EXTRACTED DATA>
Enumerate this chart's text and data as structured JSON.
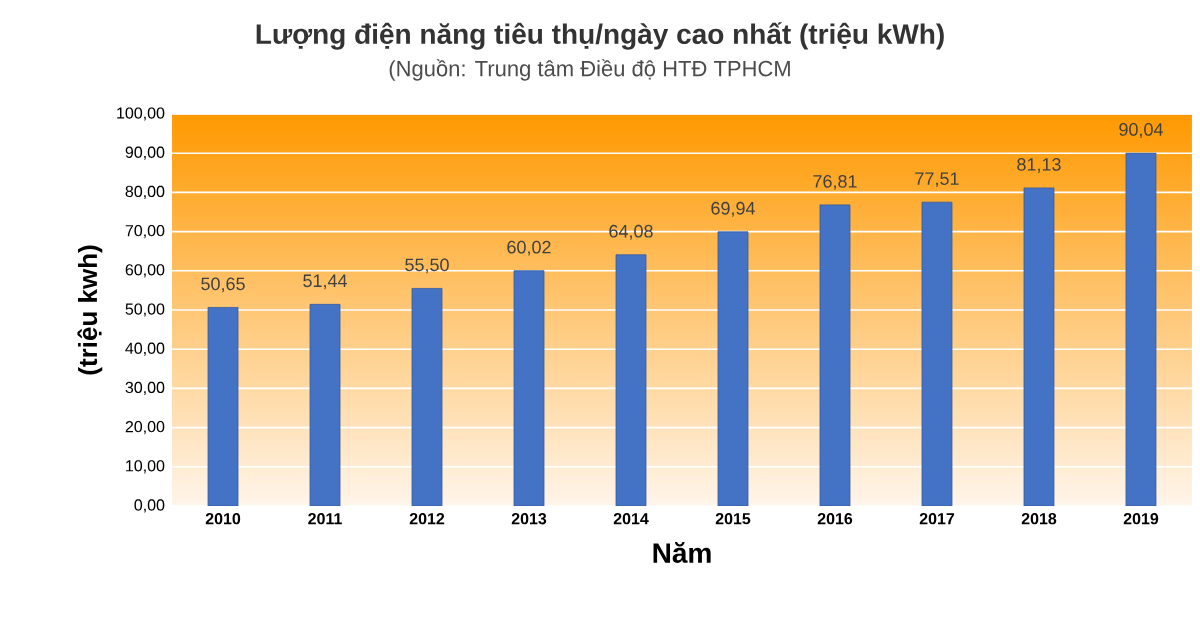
{
  "chart_data": {
    "type": "bar",
    "title": "Lượng điện năng tiêu thụ/ngày cao nhất (triệu kWh)",
    "subtitle": "(Nguồn: Trung tâm Điều độ HTĐ TPHCM",
    "xlabel": "Năm",
    "ylabel": "(triệu kwh)",
    "categories": [
      "2010",
      "2011",
      "2012",
      "2013",
      "2014",
      "2015",
      "2016",
      "2017",
      "2018",
      "2019"
    ],
    "values": [
      50.65,
      51.44,
      55.5,
      60.02,
      64.08,
      69.94,
      76.81,
      77.51,
      81.13,
      90.04
    ],
    "value_labels": [
      "50,65",
      "51,44",
      "55,50",
      "60,02",
      "64,08",
      "69,94",
      "76,81",
      "77,51",
      "81,13",
      "90,04"
    ],
    "color": "#4472c4",
    "ylim": [
      0,
      100
    ],
    "yticks": [
      {
        "value": 0,
        "label": "0,00"
      },
      {
        "value": 10,
        "label": "10,00"
      },
      {
        "value": 20,
        "label": "20,00"
      },
      {
        "value": 30,
        "label": "30,00"
      },
      {
        "value": 40,
        "label": "40,00"
      },
      {
        "value": 50,
        "label": "50,00"
      },
      {
        "value": 60,
        "label": "60,00"
      },
      {
        "value": 70,
        "label": "70,00"
      },
      {
        "value": 80,
        "label": "80,00"
      },
      {
        "value": 90,
        "label": "90,00"
      },
      {
        "value": 100,
        "label": "100,00"
      }
    ],
    "grid": "y"
  }
}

YOUR GOAL> Make an exact copy of the data above, pictures excluded.

ANSWER TO THE TASK>
Enumerate this chart's text and data as structured JSON.
{
  "chart_data": {
    "type": "bar",
    "title": "Lượng điện năng tiêu thụ/ngày cao nhất (triệu kWh)",
    "subtitle": "(Nguồn: Trung tâm Điều độ HTĐ TPHCM",
    "xlabel": "Năm",
    "ylabel": "(triệu kwh)",
    "categories": [
      "2010",
      "2011",
      "2012",
      "2013",
      "2014",
      "2015",
      "2016",
      "2017",
      "2018",
      "2019"
    ],
    "values": [
      50.65,
      51.44,
      55.5,
      60.02,
      64.08,
      69.94,
      76.81,
      77.51,
      81.13,
      90.04
    ],
    "value_labels": [
      "50,65",
      "51,44",
      "55,50",
      "60,02",
      "64,08",
      "69,94",
      "76,81",
      "77,51",
      "81,13",
      "90,04"
    ],
    "color": "#4472c4",
    "ylim": [
      0,
      100
    ],
    "yticks": [
      {
        "value": 0,
        "label": "0,00"
      },
      {
        "value": 10,
        "label": "10,00"
      },
      {
        "value": 20,
        "label": "20,00"
      },
      {
        "value": 30,
        "label": "30,00"
      },
      {
        "value": 40,
        "label": "40,00"
      },
      {
        "value": 50,
        "label": "50,00"
      },
      {
        "value": 60,
        "label": "60,00"
      },
      {
        "value": 70,
        "label": "70,00"
      },
      {
        "value": 80,
        "label": "80,00"
      },
      {
        "value": 90,
        "label": "90,00"
      },
      {
        "value": 100,
        "label": "100,00"
      }
    ],
    "grid": "y"
  }
}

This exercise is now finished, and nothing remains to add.